*Soal yang Diberikan 1*:
Menurut teks bacaan, siapa pencetus awal Hari Hak Asasi Hewan?
━━ Teks Bacaan ━━
Oleh: Ummu Syaddad
(Pemerhati Masyarakat)
Setiap tanggal 15 Oktober diperingati sebagai Hari Hak Asasi Hewan. Dimana peringatan ini, menuntut kesadaran manusia untuk memenuhi hak-hak pada hewan. Pencetus awalnya adalah Jeremy Betham di era tahun 1748-1832 seorang aktifis pencinta binatang. Dan dipopulerkan oleh Ricard Ryder, Brigid Brophy, Ruth Horrison dan Robert Garner di era tahun 1965-1970.
Hak asasi hewan, adalah ide bahwa hak-hak dasar hewan non manusia harus dianggap sederajat sebagaimana hak-hak dasar manusia (Wikipedia.org).
Peringatan Hari Hak Asasi Hewan tahun ini, mengkampanyekan pemenuhan hak-hak hewan termasuk hewan peliharaan. Diantaranya hak makan, minum, dan hak kebebasan bergerak sesuai habitatnya di alam bebas (Netmedia.co.id).
Sebenarnya, apa yang dikampanyekan adalah sesuatu yang wajar. Mengingat banyak kasus penelantaran dan perusakan habitat hewan oleh tangan-tangan oknum tak bertanggungjawab. Hal ini, mengakibatkan ancaman kematian dan kepunahan.
━━━
*Soal yang Diberikan 2*:
Nyatakan sebagai daftar JSON berisi string bagian baris data di bawah ini, mulai dari awal baris data sampai dengan baris yang memuat "578, 488, 594]", dengan satu string untuk setiap baris dan tanpa baris kosong.
━━ Baris Data Tersedia ━━
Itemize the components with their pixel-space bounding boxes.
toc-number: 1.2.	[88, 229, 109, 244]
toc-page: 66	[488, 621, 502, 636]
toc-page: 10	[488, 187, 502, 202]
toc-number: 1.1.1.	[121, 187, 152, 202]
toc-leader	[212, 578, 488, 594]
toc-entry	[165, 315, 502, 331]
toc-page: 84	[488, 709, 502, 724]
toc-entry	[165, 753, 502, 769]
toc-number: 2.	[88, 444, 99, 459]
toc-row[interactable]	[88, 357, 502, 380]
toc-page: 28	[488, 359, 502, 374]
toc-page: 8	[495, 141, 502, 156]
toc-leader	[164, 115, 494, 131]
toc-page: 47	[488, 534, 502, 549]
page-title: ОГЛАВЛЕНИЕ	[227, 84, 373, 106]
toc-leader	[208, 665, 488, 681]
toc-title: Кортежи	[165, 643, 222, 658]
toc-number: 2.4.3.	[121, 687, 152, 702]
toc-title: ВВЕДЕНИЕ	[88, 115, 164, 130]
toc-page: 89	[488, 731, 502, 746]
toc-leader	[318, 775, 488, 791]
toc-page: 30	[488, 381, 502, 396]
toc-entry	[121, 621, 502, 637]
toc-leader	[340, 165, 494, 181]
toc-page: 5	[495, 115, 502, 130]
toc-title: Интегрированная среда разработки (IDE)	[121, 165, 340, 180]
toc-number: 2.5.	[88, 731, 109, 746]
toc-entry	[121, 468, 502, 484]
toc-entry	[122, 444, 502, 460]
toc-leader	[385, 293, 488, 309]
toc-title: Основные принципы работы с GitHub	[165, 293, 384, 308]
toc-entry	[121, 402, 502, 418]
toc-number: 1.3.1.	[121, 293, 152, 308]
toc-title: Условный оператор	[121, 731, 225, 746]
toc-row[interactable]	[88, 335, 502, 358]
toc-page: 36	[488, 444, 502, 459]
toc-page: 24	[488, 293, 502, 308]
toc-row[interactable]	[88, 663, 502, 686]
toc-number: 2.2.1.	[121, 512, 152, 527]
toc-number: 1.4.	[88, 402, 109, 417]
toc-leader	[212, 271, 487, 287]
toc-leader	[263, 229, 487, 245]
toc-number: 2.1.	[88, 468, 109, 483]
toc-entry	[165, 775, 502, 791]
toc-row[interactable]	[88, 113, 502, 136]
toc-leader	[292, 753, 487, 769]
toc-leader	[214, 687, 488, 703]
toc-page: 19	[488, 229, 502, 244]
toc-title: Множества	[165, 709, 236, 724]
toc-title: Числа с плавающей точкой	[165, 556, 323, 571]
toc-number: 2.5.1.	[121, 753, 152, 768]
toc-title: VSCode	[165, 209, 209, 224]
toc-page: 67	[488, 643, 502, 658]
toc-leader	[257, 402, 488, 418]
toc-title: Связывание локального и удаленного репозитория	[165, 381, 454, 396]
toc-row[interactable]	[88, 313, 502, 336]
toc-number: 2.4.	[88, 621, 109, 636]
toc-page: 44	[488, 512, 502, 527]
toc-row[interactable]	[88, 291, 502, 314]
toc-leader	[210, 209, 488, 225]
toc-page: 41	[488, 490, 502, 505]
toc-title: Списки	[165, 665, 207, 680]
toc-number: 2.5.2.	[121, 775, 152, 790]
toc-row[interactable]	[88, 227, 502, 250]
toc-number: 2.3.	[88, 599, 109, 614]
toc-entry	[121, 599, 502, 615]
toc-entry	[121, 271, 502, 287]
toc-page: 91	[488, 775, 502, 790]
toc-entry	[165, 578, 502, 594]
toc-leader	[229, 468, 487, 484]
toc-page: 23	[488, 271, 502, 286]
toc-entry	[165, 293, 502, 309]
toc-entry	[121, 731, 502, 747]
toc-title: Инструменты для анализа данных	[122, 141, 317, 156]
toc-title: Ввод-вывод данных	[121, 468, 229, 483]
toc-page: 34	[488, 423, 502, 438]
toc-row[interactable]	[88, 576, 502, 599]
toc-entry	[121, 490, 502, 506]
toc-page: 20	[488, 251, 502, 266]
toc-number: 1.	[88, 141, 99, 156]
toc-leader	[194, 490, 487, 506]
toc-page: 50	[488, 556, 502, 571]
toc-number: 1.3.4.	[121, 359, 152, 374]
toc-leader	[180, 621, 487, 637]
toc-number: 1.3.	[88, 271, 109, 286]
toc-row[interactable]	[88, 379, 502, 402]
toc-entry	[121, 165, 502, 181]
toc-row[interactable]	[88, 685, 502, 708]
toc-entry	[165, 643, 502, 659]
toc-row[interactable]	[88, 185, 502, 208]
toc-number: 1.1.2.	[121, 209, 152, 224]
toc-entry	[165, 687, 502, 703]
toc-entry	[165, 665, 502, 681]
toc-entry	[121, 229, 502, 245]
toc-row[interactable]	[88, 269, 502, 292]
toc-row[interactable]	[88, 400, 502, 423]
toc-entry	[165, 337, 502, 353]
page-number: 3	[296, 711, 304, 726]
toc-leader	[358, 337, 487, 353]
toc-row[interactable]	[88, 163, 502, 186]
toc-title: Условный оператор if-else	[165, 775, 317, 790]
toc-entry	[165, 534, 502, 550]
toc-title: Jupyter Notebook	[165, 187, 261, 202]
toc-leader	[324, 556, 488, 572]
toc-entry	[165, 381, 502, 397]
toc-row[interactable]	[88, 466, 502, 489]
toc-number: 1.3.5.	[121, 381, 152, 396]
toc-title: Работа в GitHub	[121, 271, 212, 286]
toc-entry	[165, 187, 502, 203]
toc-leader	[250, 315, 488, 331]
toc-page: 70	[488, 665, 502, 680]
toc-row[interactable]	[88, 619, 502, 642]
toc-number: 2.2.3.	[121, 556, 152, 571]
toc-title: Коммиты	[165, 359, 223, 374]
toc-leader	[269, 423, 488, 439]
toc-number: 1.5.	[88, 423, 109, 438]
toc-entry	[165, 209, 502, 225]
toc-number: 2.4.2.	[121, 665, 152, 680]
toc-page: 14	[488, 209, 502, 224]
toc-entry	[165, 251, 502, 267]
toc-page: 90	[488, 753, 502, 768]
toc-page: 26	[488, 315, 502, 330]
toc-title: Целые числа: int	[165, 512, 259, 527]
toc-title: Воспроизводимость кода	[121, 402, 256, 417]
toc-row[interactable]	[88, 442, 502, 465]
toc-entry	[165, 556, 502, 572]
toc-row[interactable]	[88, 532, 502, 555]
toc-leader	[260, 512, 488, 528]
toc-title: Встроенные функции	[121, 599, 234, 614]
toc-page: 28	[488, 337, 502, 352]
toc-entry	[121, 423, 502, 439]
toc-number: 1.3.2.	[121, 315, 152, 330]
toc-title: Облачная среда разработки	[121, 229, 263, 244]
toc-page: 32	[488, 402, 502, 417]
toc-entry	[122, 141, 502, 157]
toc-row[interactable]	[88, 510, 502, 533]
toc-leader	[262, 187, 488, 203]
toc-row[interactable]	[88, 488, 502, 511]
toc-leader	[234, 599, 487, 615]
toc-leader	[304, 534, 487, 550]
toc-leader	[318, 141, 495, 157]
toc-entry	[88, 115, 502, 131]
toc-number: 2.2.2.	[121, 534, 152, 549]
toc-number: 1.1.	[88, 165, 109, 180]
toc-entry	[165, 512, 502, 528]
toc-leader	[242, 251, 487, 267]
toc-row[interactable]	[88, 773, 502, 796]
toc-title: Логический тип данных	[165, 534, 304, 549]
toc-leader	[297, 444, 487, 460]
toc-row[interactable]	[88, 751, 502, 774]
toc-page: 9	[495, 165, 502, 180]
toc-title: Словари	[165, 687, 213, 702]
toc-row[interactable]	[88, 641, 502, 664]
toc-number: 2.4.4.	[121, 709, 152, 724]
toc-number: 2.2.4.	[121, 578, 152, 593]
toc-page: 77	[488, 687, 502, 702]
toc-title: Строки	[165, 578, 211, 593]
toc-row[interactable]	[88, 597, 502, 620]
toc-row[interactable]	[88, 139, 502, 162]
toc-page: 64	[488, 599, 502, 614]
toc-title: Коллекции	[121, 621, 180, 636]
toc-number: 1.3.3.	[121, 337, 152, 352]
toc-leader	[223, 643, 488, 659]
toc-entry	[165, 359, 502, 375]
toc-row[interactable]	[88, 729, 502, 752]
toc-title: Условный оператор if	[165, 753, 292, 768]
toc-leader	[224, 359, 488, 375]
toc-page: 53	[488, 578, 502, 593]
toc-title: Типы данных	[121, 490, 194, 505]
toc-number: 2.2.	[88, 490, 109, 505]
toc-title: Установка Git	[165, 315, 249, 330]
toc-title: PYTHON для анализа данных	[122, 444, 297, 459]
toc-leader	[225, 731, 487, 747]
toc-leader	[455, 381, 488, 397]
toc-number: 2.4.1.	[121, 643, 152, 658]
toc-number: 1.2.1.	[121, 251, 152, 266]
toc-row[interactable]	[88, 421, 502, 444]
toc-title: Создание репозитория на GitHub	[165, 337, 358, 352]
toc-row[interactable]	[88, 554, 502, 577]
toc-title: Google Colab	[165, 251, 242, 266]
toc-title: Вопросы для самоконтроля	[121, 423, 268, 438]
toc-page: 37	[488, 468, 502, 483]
━━━
*Penyelesaian Soal 1*:
Pencetus awalnya adalah Jeremy Betham.

*Penyelesaian Soal 2*:
[
  "Itemize the components with their pixel-space bounding boxes.",
  "toc-number: 1.2.\t[88, 229, 109, 244]",
  "toc-page: 66\t[488, 621, 502, 636]",
  "toc-page: 10\t[488, 187, 502, 202]",
  "toc-number: 1.1.1.\t[121, 187, 152, 202]",
  "toc-leader\t[212, 578, 488, 594]"
]